## START Provided information

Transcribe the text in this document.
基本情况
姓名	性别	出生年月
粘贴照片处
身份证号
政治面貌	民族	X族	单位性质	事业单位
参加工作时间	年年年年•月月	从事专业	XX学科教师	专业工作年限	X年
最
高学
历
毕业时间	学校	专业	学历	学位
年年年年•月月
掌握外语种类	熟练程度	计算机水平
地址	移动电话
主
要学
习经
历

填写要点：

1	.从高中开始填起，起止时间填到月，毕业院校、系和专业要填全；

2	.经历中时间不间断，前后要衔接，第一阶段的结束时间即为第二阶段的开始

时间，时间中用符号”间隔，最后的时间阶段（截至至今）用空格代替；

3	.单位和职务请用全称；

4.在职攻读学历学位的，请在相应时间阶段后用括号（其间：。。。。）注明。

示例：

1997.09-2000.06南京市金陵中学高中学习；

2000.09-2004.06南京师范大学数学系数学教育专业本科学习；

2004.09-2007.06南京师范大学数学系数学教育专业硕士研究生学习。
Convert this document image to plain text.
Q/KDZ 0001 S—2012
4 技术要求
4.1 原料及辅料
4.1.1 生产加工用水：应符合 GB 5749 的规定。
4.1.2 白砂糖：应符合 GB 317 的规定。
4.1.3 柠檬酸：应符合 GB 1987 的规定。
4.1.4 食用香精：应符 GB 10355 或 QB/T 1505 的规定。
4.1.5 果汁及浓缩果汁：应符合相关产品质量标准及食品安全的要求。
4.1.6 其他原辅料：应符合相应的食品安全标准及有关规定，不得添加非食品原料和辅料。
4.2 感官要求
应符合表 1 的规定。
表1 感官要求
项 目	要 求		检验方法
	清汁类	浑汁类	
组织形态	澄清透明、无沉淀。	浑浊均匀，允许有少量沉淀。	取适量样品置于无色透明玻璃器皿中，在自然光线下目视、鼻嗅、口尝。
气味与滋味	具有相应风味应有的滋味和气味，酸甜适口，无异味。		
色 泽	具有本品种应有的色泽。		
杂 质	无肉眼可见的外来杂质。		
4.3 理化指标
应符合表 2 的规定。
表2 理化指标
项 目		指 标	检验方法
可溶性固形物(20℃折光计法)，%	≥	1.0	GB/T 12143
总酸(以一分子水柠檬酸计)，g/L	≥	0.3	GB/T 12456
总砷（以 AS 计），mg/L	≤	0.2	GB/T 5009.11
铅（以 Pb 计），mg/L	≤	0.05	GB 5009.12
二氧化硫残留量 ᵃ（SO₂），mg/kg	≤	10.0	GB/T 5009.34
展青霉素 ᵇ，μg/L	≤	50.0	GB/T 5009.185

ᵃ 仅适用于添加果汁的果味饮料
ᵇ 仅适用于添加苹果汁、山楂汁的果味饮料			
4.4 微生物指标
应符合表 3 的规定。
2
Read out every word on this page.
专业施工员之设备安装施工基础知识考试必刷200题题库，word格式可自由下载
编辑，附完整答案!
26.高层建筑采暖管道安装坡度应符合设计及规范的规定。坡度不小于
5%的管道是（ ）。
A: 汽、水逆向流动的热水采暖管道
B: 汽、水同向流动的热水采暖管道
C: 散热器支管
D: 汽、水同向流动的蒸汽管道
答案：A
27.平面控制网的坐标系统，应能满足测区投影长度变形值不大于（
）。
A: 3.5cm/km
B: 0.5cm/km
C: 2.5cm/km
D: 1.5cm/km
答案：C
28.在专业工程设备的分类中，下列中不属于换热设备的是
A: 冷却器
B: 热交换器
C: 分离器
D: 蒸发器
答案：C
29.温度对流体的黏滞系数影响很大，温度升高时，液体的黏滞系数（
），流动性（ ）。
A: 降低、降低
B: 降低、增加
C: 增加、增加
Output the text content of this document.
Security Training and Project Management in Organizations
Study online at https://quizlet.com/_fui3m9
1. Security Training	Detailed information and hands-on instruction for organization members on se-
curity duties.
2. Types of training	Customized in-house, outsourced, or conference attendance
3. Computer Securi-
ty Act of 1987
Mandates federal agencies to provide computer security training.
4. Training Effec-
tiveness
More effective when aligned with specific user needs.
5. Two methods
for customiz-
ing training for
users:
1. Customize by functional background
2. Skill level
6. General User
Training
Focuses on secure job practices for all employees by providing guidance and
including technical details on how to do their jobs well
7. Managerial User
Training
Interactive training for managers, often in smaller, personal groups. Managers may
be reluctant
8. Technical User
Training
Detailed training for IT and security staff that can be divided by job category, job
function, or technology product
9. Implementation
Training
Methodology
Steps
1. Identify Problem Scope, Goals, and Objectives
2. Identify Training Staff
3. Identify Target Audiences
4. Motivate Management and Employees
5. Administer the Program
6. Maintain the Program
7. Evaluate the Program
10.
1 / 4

## END Provided information

● **Task description**
Gather each line in the data that holds the string "this".

● **Finished task**
Transcribe the text in this document.
Convert this document image to plain text.
Read out every word on this page.
Output the text content of this document.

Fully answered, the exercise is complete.